TO BE DONE
Report how many lines contain "this". The answer is a single number.

Data records
+--
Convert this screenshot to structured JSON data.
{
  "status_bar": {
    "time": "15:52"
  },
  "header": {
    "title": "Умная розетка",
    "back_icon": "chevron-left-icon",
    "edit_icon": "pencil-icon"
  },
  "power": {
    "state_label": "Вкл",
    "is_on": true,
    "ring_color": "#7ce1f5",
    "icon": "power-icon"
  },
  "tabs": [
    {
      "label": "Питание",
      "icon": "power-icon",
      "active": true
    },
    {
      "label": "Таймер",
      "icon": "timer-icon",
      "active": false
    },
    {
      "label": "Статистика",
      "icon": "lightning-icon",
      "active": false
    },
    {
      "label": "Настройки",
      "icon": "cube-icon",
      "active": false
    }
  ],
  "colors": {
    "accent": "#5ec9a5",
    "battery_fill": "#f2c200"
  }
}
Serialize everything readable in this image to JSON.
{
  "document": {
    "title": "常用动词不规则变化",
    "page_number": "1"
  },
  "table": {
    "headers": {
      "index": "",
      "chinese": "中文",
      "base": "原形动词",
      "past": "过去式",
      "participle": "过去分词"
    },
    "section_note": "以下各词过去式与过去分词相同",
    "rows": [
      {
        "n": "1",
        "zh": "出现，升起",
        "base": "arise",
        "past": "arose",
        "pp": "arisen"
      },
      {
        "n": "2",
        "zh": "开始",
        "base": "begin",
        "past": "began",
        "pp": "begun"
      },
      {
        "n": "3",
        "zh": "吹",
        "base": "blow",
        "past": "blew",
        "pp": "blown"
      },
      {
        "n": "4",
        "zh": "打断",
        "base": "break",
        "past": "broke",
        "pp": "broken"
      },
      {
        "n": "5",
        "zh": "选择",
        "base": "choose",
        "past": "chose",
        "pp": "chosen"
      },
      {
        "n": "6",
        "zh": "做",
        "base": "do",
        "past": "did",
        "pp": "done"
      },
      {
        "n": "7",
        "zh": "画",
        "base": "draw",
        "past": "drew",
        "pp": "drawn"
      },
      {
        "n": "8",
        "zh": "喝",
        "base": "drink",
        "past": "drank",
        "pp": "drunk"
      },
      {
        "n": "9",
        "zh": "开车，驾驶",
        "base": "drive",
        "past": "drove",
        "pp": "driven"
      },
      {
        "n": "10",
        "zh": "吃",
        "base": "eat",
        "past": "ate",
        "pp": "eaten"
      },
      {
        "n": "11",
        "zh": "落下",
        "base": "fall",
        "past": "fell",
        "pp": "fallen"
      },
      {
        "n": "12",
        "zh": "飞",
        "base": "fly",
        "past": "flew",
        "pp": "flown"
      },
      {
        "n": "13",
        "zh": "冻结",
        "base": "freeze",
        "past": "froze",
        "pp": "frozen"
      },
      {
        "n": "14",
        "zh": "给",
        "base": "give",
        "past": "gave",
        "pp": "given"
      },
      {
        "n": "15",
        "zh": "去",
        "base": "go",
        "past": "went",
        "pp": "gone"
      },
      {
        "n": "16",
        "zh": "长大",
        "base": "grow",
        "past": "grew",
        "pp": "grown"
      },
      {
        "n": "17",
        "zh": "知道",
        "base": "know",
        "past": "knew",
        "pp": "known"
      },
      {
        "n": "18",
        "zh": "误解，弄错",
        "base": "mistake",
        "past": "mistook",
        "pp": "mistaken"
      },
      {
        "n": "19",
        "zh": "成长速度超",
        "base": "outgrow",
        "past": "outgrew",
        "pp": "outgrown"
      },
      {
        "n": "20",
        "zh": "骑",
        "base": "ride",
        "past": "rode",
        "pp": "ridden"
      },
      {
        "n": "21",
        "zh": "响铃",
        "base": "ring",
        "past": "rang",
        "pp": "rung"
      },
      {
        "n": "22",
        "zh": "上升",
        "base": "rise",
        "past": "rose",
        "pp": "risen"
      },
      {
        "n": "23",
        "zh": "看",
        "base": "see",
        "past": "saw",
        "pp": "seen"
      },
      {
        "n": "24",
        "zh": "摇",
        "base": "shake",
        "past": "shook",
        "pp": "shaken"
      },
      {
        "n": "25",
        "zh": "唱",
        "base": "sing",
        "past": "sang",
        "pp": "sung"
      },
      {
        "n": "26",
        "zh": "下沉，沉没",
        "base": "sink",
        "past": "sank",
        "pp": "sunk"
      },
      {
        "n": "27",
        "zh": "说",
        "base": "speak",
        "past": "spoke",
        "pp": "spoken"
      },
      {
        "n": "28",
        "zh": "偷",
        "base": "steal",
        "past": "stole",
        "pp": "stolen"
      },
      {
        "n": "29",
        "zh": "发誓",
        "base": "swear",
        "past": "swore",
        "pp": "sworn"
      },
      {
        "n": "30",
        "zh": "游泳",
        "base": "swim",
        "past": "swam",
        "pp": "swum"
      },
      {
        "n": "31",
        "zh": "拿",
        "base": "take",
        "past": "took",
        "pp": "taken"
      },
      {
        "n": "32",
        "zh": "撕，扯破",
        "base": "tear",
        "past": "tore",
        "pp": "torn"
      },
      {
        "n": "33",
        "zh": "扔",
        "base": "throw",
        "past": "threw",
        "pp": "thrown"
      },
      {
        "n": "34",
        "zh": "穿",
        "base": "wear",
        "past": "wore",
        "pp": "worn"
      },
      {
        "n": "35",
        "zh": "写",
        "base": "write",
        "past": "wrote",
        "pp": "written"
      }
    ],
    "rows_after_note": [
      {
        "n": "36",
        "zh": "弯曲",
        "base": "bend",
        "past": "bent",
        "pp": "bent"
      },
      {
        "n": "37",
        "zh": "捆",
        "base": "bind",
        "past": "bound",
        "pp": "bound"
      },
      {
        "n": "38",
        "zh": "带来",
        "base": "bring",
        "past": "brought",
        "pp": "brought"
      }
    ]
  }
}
+--
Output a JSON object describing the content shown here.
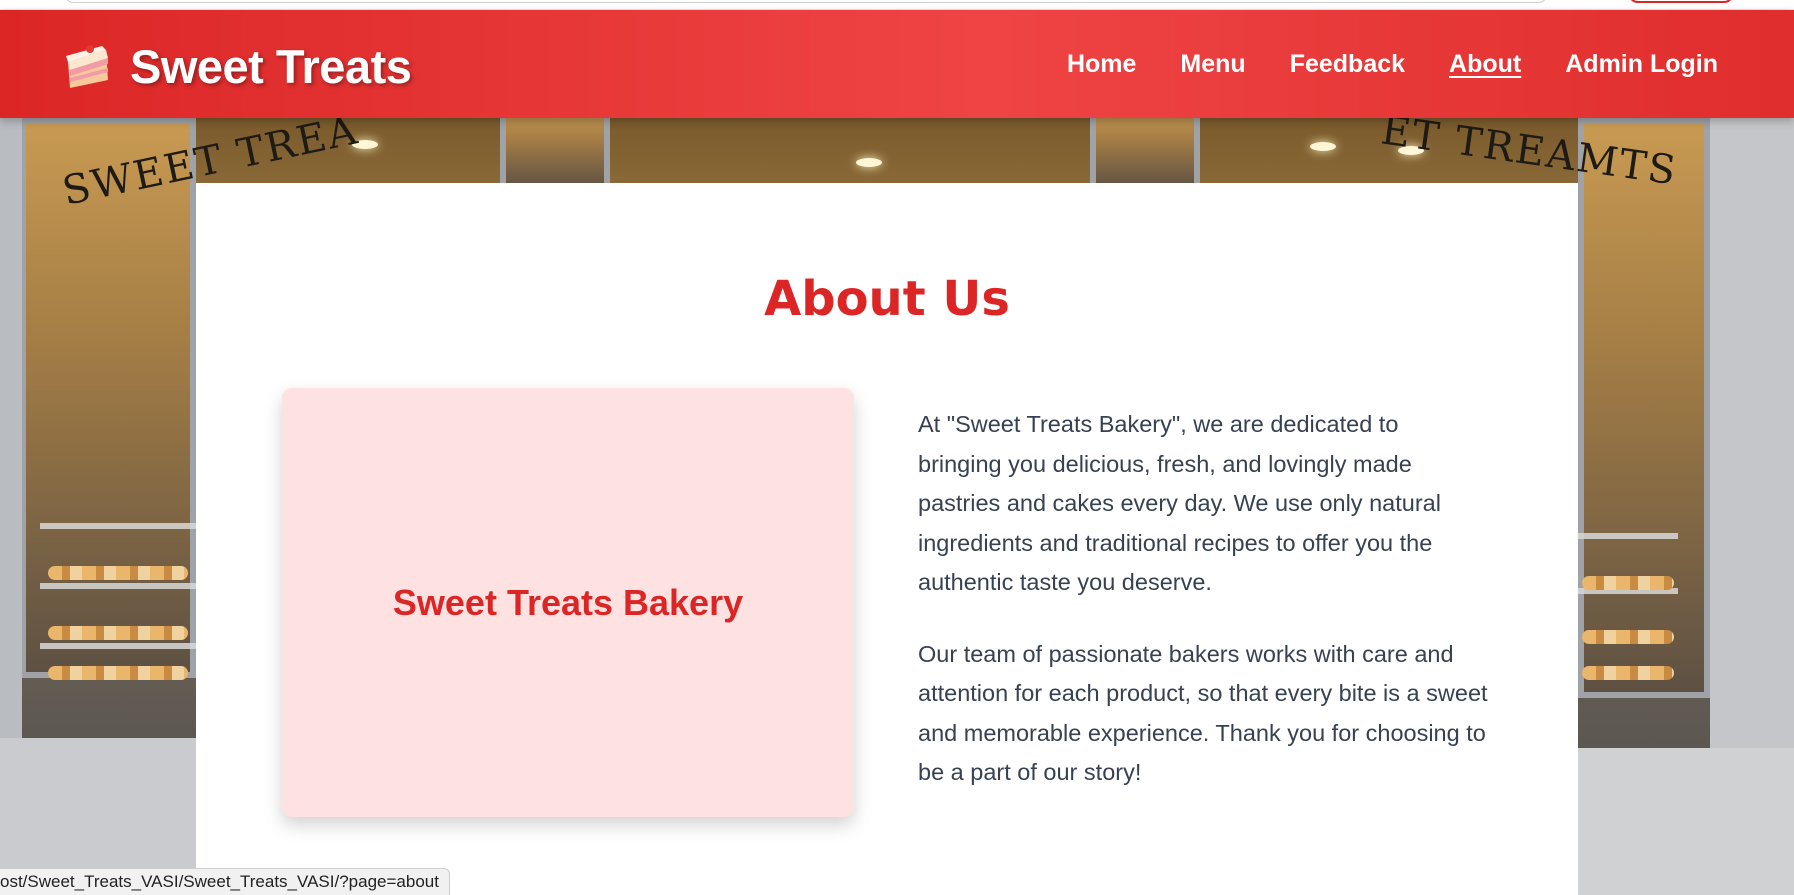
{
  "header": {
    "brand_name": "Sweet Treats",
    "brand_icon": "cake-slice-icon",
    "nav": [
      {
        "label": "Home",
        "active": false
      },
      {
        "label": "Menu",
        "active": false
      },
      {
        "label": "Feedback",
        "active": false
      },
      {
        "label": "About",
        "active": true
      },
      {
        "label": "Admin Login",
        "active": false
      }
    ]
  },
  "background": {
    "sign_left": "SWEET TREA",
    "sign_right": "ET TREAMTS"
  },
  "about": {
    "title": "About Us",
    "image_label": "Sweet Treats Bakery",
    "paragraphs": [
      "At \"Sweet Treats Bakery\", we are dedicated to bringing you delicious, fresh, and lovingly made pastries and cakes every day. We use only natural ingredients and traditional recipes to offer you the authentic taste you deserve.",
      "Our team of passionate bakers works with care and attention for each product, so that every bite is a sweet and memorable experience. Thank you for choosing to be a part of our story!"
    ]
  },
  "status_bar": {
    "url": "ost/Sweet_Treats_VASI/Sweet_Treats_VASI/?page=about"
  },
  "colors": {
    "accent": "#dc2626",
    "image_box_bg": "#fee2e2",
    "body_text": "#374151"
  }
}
+--
THE RESULT
2